─── DOCUMENT EXTRACT ───

[Mlir-commits] [mlir] 869b44d - [MLIR][Linalg] Use Top-Down traversal to safely optimize multi-use producer fusion (#172216)

Tue Dec 23 08:28:34 PST 2025

Author: Miloš Poletanović
Date: 2025-12-23T08:28:30-08:00
New Revision: 869b44d20cf4fd64c7859e94a274ad61863de95b

URL: https://github.com/llvm/llvm-project/commit/869b44d20cf4fd64c7859e94a274ad61863de95b
DIFF: https://github.com/llvm/llvm-project/commit/869b44d20cf4fd64c7859e94a274ad61863de95b.diff

LOG: [MLIR][Linalg] Use Top-Down traversal to safely optimize multi-use producer fusion (#172216)

Switches the greedy rewrite traversal for the multi-use producer fusion
pattern to Top-Down (Pre-Order).

The previous Bottom-Up (Post-Order) traversal led to a critical SSA
violation when a producer (P) had multiple users (I and C) and the first
user (I) appeared before the current consumer (C) in the block.

─── ENTRIES SUPPLIED ───

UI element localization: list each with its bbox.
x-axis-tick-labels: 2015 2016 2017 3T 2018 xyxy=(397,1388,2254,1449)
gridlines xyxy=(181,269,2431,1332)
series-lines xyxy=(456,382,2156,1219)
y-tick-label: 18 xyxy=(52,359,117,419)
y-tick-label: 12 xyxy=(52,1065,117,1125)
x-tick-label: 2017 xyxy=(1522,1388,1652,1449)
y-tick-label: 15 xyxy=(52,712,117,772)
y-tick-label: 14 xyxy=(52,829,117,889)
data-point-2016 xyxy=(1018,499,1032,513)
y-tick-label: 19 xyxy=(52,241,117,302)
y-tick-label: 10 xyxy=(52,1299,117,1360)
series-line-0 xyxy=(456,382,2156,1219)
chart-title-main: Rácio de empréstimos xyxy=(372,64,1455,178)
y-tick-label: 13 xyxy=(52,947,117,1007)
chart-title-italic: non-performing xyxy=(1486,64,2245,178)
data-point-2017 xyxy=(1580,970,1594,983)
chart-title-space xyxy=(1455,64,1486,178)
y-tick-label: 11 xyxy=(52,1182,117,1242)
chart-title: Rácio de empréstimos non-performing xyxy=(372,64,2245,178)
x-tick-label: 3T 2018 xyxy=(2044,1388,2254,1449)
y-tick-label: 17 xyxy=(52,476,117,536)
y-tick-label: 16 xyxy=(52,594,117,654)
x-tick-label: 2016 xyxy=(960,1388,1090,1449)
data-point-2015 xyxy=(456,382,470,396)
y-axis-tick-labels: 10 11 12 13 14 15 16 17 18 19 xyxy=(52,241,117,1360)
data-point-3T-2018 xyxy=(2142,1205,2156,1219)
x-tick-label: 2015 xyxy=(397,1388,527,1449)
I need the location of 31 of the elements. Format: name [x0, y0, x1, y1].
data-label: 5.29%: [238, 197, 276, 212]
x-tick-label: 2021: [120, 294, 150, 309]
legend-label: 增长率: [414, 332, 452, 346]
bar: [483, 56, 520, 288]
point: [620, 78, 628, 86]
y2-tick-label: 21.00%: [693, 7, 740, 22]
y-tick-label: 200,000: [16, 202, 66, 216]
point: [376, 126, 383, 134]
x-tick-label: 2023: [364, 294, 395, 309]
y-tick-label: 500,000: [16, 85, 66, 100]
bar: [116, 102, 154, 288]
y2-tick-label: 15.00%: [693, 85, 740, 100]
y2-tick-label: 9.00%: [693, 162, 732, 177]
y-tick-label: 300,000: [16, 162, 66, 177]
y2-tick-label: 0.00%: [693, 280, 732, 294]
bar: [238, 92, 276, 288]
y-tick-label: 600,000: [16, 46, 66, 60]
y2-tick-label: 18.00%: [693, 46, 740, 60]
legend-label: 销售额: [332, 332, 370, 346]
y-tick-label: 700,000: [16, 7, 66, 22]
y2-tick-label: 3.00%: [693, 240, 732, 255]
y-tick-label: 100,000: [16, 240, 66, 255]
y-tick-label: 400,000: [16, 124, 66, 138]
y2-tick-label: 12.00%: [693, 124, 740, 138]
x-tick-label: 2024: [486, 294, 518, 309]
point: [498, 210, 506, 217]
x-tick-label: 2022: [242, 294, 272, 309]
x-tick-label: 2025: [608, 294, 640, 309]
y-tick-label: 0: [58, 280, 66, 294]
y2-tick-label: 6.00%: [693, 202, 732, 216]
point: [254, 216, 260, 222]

───

_EXERCISE REQUIREMENTS_: The commit message assigns single-letter labels to operations in a block. List each letter together with the role the text gives it.

_WRITTEN RESPONSE_:
P: the producer
I: the first user of the producer, appearing before the current consumer in the block
C: the current consumer